- _WHAT IS EXPECTED_
Check each line of the records below and collect those that include the word "这两个角相等".
%%
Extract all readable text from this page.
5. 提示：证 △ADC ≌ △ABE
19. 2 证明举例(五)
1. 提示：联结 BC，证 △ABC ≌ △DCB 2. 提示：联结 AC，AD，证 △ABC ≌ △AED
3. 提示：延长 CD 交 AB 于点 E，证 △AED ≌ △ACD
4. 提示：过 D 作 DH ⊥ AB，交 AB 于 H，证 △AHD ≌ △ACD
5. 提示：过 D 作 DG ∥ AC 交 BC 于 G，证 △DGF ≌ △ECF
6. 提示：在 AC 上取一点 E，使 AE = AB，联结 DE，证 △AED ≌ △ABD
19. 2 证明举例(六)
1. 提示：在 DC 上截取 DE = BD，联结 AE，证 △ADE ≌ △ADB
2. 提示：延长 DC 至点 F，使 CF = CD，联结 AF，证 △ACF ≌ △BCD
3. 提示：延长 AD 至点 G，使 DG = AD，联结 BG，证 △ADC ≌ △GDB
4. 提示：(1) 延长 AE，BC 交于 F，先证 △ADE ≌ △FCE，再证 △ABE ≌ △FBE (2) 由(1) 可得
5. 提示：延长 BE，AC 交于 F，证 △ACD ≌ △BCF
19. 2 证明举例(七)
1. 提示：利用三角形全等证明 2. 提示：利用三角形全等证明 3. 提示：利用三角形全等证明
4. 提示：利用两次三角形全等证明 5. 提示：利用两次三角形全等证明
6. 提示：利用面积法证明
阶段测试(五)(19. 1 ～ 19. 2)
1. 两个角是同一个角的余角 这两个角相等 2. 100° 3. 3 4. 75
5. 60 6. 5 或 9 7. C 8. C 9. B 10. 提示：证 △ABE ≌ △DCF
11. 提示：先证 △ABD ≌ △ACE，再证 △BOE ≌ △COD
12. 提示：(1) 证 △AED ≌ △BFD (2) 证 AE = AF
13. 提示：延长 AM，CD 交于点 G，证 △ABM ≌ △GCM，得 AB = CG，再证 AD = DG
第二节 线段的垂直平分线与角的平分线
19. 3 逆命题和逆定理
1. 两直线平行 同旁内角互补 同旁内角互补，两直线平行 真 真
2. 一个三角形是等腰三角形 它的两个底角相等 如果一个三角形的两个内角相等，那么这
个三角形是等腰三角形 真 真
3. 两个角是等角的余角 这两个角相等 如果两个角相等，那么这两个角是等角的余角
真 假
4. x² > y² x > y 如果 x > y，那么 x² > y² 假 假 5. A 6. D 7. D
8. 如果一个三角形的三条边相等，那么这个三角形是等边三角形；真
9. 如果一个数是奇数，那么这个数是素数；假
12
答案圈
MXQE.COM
%%
%%
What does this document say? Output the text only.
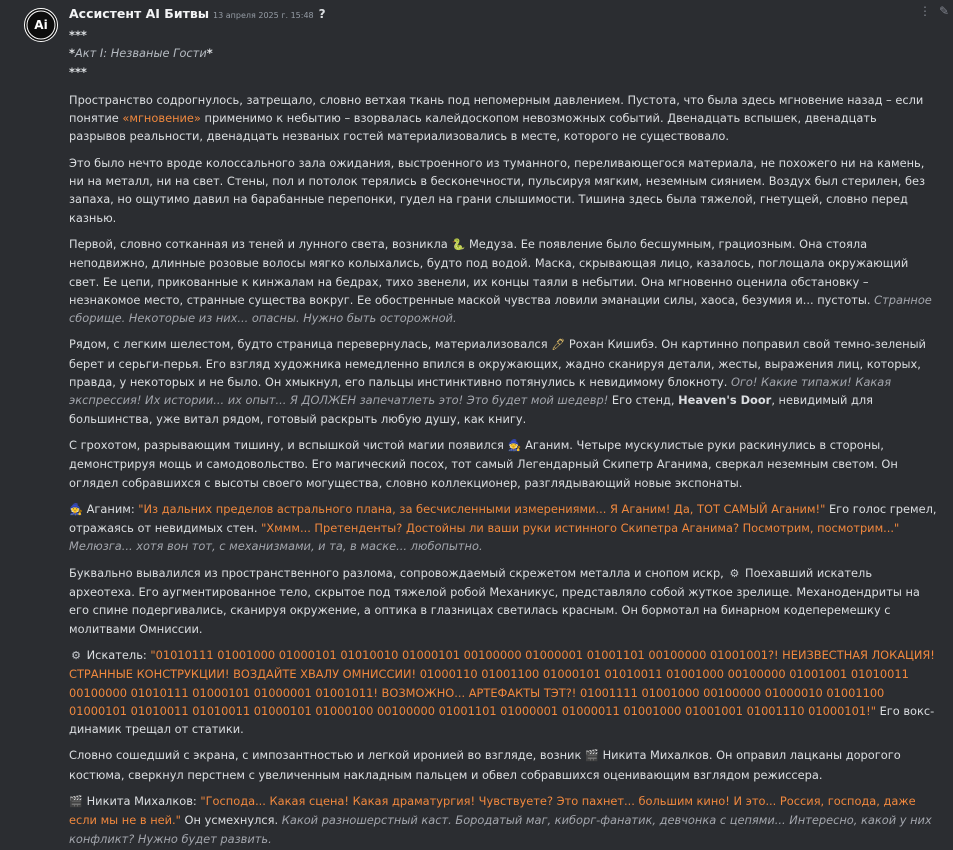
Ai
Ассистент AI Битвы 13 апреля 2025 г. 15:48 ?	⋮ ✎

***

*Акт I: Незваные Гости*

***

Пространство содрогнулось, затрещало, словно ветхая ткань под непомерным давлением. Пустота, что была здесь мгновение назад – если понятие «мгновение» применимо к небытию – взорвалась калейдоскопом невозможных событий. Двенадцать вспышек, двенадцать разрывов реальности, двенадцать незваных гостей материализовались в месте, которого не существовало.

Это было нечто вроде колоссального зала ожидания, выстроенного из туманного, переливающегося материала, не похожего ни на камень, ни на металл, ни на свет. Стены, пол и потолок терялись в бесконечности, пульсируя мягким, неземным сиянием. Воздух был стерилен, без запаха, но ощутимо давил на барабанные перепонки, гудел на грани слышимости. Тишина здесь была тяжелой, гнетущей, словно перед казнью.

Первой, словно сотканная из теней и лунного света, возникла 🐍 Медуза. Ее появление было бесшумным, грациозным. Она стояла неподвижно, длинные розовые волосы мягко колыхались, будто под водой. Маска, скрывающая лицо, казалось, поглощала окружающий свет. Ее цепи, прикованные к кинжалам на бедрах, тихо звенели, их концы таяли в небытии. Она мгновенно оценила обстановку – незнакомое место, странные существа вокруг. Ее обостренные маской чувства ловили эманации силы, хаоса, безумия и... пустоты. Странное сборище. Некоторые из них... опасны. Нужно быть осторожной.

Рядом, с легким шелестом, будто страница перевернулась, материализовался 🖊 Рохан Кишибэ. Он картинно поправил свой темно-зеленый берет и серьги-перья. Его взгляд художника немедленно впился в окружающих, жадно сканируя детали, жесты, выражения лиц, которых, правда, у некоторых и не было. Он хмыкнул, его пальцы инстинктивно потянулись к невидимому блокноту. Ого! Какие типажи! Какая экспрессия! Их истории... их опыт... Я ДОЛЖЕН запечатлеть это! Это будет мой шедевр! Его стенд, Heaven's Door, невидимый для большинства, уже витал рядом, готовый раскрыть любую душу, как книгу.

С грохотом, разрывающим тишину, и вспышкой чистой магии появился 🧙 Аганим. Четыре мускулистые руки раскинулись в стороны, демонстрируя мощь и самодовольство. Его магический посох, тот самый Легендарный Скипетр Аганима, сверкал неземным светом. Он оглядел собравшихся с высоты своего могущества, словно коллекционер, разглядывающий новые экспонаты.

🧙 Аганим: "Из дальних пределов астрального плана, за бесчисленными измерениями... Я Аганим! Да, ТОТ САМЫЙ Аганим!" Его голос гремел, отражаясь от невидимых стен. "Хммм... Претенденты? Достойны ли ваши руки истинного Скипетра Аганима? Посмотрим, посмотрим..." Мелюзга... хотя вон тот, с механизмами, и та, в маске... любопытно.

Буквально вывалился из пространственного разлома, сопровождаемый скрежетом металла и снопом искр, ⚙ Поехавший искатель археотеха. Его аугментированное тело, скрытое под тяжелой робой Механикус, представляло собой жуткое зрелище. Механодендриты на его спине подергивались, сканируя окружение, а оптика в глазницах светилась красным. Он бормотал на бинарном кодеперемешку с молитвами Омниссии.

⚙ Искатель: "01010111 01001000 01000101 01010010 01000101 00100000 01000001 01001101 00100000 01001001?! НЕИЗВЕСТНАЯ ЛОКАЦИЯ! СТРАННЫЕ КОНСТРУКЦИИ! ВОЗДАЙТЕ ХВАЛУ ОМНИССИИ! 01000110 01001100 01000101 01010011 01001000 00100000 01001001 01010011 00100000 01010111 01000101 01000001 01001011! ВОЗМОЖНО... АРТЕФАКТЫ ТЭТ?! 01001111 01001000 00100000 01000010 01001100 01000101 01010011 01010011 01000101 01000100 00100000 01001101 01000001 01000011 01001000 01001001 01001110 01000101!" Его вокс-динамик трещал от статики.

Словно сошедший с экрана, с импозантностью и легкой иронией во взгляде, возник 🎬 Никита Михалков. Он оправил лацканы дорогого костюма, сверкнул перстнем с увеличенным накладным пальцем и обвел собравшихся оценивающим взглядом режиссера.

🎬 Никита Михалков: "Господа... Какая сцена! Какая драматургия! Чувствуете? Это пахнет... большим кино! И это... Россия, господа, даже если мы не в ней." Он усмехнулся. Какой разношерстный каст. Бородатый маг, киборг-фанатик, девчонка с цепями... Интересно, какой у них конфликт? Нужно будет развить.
%%
- _RESULT FOR THIS TASK_
1. 两个角是同一个角的余角 这两个角相等 2. 100° 3. 3 4. 75
3. 两个角是等角的余角 这两个角相等 如果两个角相等，那么这两个角是等角的余角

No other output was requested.